• **Exercise passage**
But, as propaganda so often does, that flattens the actual state of affairs in the United States at the time. The Armed Services Editions themselves—wildly popular and supported by both General Eisenhower and President Roosevelt—became a target of a powerful senator’s censorship efforts. Senator Robert Taft of Ohio, who had his eye on the White House, attached an amendment to a must-pass soldiers’ voting bill that severely limited what books could be part of the ASE program—essentially banning books selected by an organization whose main purpose was to use books to fight those who wanted to ban them.
One Council member claimed that that censorship bill was so overreaching that there’d be nothing left to send the boys besides the Bobbsey Twins.
While that was happening, the book Strange Fruit, a novel about an interracial relationship, was banned in Boston and Detroit, as well as banned from being sent through the mail. According to Molly Guptill Manning’s When Books Went to War, the cities weren’t bluffing. One shop-owner in Boston ignored the legislation and was arrested for selling literature that would corrupt the morals of the youth.
The two incidents caused the Council on Books in Wartime to come out strongly against the anti-American censorship efforts. When appealing to Sen. Taft himself didn’t work, the Council members went directly to the people, via editorials and opinion pieces, beseeching the public not to put up with this “Goebbels purge.”
The Council members eventually prevailed against Taft and were allowed to continue sending any book they deemed worthwhile to soldiers. But the incidents serve as a reminder that bans can be extremely unpopular, taboo, and reviled—and yet still get passed.
That sentiment has carried on today, where the vast majority of Americans oppose book banning. Poll after poll shows that the practice isn’t something most Americans want. Still, in recent years there have been a record number of challenges against books, especially novels in school libraries.
And that’s not the only pattern that has been re-emerging.

• **Excerpted data**

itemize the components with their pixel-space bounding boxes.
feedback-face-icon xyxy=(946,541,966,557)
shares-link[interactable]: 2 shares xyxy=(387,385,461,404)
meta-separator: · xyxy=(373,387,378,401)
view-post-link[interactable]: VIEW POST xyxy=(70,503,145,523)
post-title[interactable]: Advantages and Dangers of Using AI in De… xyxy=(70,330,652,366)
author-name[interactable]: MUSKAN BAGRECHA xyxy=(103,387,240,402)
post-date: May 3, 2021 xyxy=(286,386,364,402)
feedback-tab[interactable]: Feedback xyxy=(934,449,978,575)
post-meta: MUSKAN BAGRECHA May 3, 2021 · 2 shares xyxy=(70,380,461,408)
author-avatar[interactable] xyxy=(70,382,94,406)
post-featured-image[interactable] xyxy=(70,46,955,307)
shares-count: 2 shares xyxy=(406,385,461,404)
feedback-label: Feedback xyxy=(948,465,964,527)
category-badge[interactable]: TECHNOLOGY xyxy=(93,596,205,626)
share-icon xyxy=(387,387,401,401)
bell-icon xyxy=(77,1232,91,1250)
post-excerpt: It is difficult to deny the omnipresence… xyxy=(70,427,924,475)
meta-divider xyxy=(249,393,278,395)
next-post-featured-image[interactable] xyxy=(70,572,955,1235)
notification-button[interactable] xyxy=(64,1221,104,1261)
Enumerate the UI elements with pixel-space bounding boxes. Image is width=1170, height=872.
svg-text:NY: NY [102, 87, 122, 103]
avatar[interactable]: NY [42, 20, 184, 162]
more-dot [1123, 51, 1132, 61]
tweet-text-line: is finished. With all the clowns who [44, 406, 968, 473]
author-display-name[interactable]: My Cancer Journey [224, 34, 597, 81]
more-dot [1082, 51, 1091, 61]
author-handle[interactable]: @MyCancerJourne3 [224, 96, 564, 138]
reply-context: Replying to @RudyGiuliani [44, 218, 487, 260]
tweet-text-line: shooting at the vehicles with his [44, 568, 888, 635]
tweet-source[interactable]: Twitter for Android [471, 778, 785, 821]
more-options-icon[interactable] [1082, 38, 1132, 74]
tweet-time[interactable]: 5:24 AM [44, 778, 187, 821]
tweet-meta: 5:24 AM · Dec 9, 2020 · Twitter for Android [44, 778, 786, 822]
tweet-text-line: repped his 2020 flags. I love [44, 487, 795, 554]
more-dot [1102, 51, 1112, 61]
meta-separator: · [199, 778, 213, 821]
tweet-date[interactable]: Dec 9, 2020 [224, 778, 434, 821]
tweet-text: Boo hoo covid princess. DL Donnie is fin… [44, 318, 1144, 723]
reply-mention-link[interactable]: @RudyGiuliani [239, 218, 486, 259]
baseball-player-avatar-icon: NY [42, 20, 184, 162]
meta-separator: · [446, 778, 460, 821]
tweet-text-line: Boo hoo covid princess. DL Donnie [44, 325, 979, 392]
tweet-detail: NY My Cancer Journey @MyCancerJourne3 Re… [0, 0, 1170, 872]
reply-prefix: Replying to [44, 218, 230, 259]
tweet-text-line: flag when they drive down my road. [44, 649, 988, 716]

• **Your instructions**
Rewrite the passage on wartime book bans starting at the words "But, as propaganda" and ending after "the Bobbsey Twins.", with "wildly popular" changed to "hugely popular". The data is separate material unrelated to the text.

• **Solution to this task**
But, as propaganda so often does, that flattens the actual state of affairs in the United States at the time. The Armed Services Editions themselves—hugely popular and supported by both General Eisenhower and President Roosevelt—became a target of a powerful senator’s censorship efforts. Senator Robert Taft of Ohio, who had his eye on the White House, attached an amendment to a must-pass soldiers’ voting bill that severely limited what books could be part of the ASE program—essentially banning books selected by an organization whose main purpose was to use books to fight those who wanted to ban them.
One Council member claimed that that censorship bill was so overreaching that there’d be nothing left to send the boys besides the Bobbsey Twins.